Input for this task:

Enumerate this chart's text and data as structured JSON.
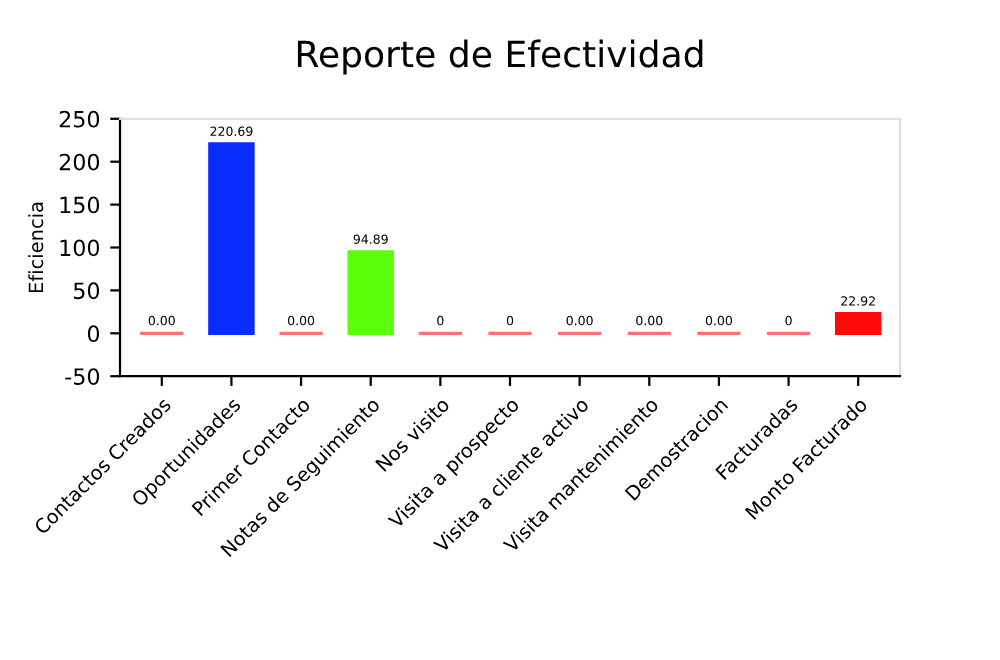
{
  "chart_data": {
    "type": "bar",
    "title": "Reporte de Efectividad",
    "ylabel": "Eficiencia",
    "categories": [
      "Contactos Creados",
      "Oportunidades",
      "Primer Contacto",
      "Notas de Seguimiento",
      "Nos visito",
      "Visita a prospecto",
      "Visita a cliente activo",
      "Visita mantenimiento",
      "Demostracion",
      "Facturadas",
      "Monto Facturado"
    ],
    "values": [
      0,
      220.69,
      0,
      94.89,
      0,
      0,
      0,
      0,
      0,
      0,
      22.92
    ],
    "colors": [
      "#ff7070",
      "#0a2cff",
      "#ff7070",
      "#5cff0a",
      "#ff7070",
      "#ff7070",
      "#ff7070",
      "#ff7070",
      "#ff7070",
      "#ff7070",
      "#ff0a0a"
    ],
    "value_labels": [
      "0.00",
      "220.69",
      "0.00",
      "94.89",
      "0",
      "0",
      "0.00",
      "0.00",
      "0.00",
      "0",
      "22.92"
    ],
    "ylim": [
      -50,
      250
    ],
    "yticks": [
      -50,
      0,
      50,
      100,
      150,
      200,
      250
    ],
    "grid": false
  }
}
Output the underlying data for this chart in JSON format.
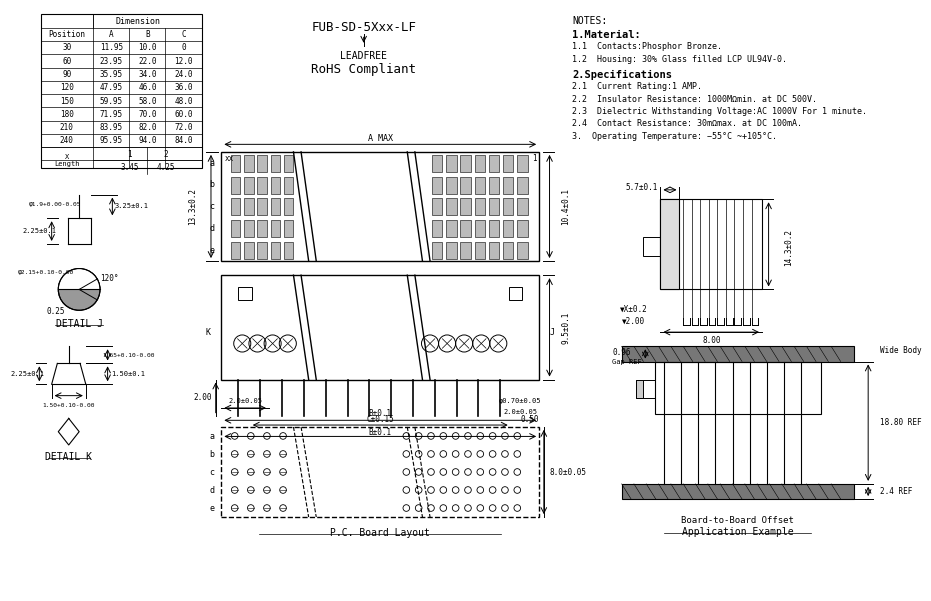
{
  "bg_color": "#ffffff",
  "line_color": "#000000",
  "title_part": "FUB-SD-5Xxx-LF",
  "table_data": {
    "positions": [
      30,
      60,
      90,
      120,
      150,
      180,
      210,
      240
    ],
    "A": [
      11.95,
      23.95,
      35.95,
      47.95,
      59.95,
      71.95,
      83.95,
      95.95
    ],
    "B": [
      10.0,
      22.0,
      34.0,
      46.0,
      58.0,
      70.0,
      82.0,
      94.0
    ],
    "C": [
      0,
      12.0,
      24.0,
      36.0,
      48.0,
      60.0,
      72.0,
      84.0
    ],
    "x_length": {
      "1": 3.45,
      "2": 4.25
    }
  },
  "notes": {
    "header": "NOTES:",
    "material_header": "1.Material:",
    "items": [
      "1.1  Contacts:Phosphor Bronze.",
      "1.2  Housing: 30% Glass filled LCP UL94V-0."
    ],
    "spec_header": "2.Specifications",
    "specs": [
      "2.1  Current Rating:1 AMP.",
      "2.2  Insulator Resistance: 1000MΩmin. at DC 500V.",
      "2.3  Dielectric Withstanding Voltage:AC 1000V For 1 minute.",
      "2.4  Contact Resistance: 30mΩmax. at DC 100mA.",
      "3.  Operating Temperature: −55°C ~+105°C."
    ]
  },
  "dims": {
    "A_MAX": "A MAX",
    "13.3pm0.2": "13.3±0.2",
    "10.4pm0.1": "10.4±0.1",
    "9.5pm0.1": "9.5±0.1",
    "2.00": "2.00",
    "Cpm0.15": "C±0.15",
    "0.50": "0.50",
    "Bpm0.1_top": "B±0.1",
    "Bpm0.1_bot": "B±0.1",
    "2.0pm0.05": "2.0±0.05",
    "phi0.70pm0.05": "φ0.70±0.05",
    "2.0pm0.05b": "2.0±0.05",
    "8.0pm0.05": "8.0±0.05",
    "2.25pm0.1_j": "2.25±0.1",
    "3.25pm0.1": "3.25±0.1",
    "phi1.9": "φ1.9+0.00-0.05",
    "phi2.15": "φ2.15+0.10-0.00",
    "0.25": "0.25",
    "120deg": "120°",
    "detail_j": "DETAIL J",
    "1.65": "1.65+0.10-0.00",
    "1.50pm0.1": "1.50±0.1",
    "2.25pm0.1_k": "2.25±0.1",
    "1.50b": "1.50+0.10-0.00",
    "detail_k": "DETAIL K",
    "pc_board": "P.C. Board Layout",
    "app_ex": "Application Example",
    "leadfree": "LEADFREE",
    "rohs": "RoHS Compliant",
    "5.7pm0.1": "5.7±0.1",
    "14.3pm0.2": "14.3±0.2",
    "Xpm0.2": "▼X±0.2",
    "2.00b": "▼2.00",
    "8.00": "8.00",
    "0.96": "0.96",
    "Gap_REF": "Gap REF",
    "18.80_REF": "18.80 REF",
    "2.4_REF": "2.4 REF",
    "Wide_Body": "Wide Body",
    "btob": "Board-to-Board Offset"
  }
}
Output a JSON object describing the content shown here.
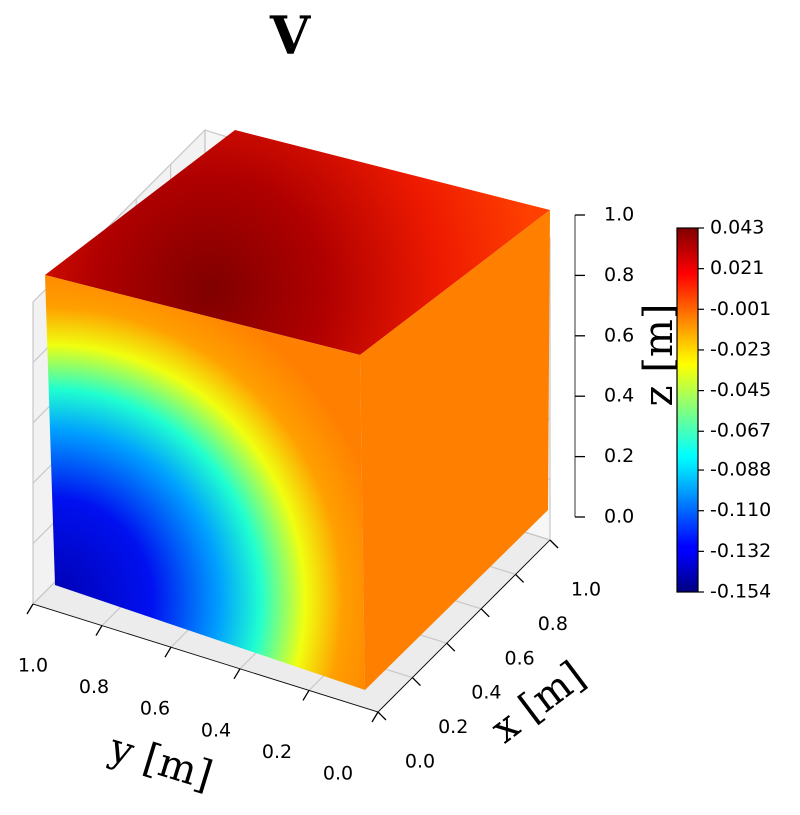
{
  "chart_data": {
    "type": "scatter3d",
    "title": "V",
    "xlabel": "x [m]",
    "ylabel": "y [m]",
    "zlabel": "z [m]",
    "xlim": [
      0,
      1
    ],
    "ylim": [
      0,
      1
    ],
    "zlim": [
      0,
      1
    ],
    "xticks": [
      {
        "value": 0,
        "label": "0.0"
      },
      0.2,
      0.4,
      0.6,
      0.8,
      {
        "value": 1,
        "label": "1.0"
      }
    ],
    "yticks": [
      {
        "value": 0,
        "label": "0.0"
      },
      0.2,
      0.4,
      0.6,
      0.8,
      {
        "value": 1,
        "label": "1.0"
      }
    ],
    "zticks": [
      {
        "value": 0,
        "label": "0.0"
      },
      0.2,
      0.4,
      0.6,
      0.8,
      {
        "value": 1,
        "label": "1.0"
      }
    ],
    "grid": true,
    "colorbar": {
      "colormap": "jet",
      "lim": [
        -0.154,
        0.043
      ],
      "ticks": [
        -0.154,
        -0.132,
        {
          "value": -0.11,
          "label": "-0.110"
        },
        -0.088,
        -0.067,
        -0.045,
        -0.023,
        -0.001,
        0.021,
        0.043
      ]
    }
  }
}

Problem requirements: Go through the records and gather the lines that hold "Resistance".

Full answer:
      "2.2  Insulator Resistance: 1000MΩmin. at DC 500V.",
      "2.4  Contact Resistance: 30mΩmax. at DC 100mA.",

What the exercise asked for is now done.